* [What you have to do] Using the material below, work out how many lines contain the word "Standard". Reply with the number and nothing more.

* [Material]

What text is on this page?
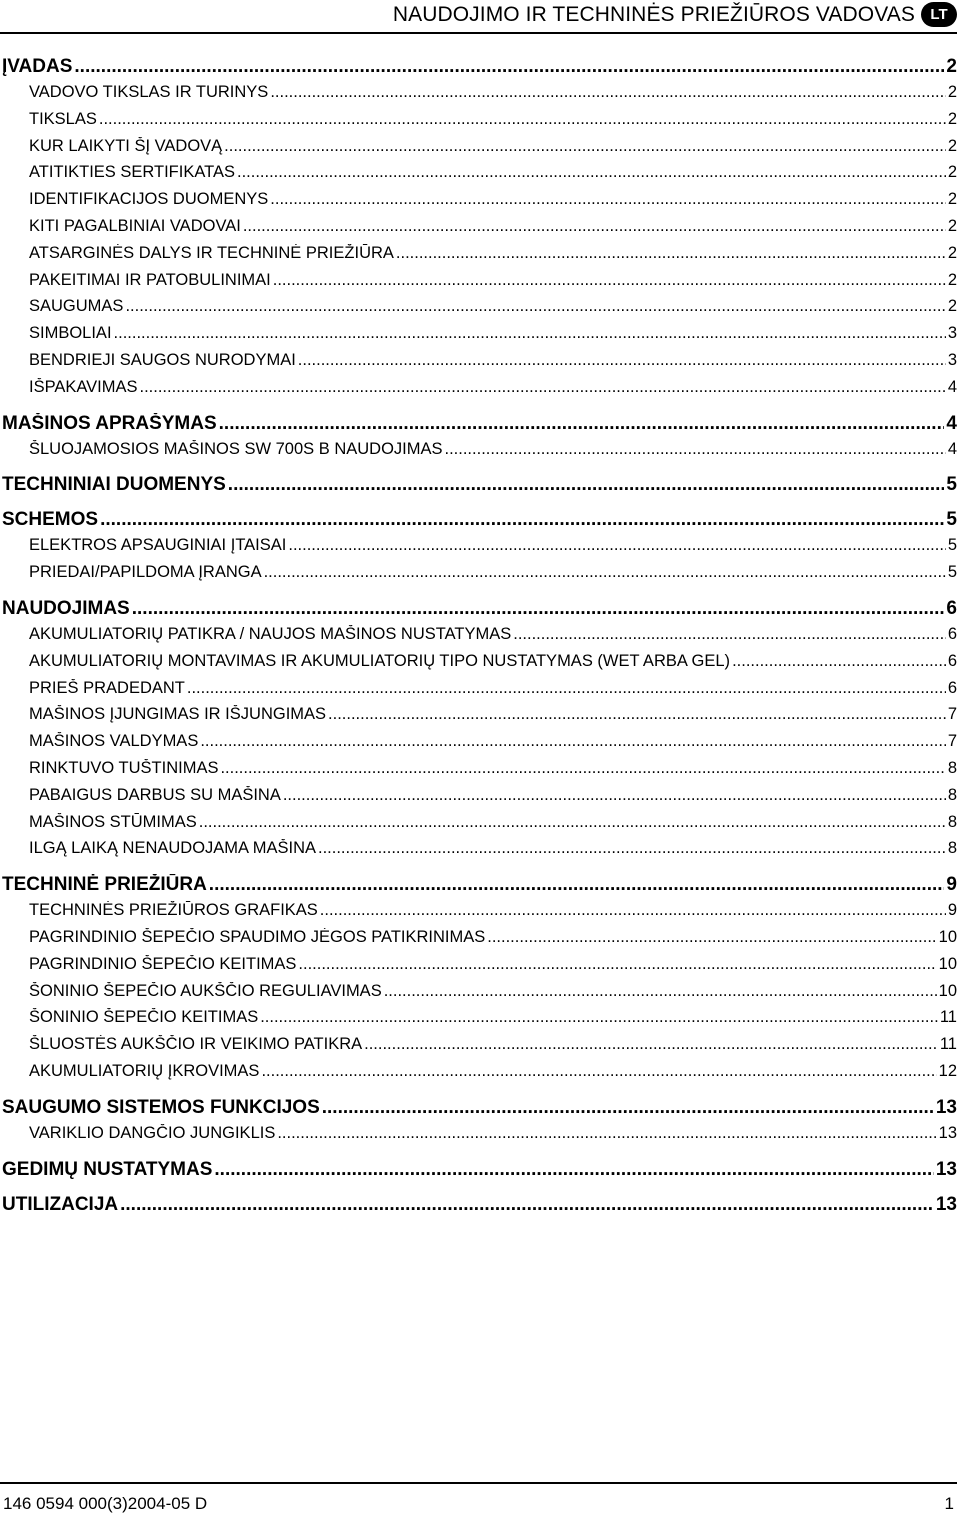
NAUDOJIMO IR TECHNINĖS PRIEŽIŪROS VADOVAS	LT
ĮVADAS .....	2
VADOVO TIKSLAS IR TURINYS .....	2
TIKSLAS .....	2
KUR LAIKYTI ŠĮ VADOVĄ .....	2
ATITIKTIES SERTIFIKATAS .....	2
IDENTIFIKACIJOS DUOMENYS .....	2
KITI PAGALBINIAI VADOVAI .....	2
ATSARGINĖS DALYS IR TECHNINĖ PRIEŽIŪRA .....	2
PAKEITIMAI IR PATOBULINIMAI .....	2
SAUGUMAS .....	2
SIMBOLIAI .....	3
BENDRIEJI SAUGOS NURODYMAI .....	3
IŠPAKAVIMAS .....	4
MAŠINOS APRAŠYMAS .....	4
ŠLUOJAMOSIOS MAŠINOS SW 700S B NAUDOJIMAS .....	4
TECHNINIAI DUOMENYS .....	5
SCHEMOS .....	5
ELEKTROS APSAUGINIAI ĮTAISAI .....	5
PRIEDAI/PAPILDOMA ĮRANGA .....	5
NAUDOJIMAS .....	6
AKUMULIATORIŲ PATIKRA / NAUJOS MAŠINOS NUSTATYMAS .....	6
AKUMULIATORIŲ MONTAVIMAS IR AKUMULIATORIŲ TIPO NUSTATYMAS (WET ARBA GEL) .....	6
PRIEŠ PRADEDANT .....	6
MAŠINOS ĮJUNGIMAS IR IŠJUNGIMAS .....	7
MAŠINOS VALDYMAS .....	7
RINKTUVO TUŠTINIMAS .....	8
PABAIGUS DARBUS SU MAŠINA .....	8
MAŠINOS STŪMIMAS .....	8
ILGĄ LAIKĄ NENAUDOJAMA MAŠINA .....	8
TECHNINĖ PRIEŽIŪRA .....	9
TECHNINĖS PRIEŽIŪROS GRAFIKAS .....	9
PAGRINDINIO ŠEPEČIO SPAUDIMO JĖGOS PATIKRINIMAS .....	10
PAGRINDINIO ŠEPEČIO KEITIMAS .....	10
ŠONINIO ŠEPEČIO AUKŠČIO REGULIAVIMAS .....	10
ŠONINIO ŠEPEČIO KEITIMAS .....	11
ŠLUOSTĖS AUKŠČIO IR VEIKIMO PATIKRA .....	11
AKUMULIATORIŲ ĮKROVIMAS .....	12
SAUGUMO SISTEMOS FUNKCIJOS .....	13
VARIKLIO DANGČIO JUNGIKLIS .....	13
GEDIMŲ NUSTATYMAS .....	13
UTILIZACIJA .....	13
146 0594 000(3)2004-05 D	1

==

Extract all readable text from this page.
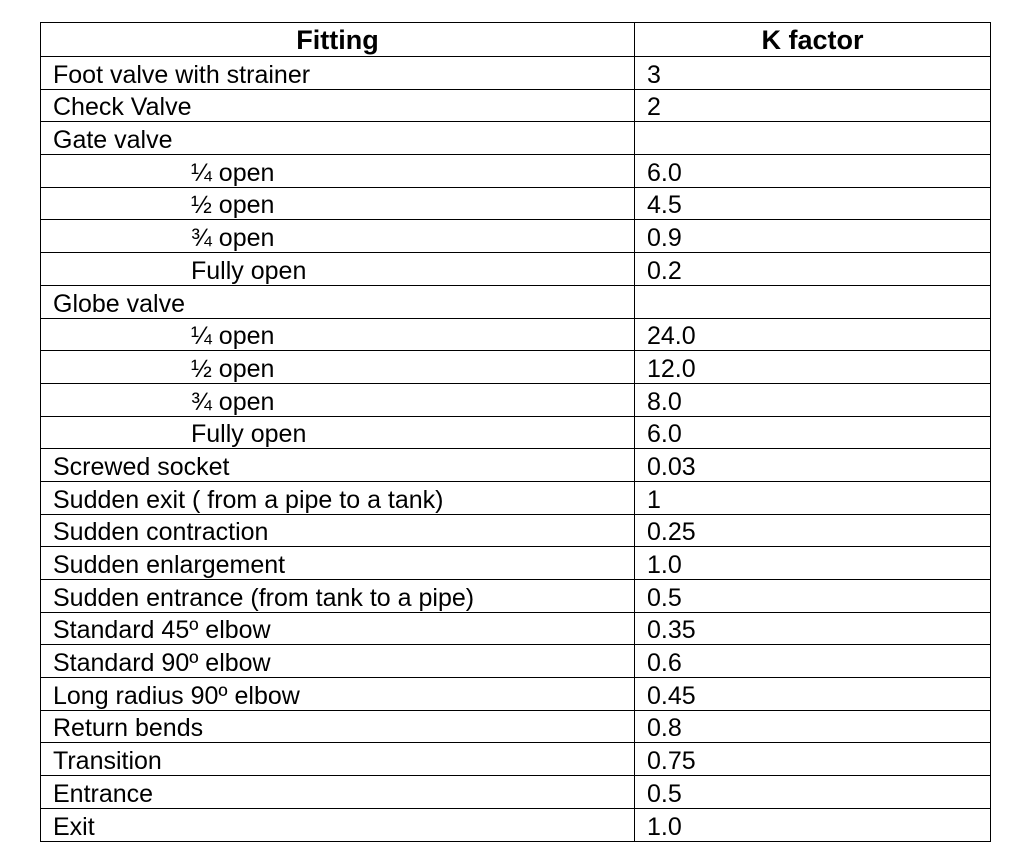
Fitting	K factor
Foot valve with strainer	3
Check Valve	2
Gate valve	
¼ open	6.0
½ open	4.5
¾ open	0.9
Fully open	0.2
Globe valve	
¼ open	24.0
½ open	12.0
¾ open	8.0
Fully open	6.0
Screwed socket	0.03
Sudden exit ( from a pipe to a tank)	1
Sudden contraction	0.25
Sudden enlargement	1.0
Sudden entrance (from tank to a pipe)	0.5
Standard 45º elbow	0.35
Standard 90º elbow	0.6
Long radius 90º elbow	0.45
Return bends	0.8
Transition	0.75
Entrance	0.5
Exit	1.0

* * *

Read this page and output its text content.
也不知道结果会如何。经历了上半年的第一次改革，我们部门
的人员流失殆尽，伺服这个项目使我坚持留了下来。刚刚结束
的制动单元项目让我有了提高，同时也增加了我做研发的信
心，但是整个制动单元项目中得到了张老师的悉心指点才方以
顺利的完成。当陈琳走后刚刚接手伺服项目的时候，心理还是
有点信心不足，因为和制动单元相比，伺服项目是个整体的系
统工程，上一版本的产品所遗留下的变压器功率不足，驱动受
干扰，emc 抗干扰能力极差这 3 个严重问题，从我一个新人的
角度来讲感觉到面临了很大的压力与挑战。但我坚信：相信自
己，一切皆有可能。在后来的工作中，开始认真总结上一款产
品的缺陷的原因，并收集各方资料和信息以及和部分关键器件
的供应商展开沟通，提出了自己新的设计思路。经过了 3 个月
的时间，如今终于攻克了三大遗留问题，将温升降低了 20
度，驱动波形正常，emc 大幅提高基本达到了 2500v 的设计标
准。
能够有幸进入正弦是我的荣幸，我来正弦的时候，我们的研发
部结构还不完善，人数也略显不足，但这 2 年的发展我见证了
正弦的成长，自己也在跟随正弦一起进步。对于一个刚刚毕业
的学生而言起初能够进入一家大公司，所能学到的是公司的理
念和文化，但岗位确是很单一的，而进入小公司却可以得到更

* [Completed exercise] 2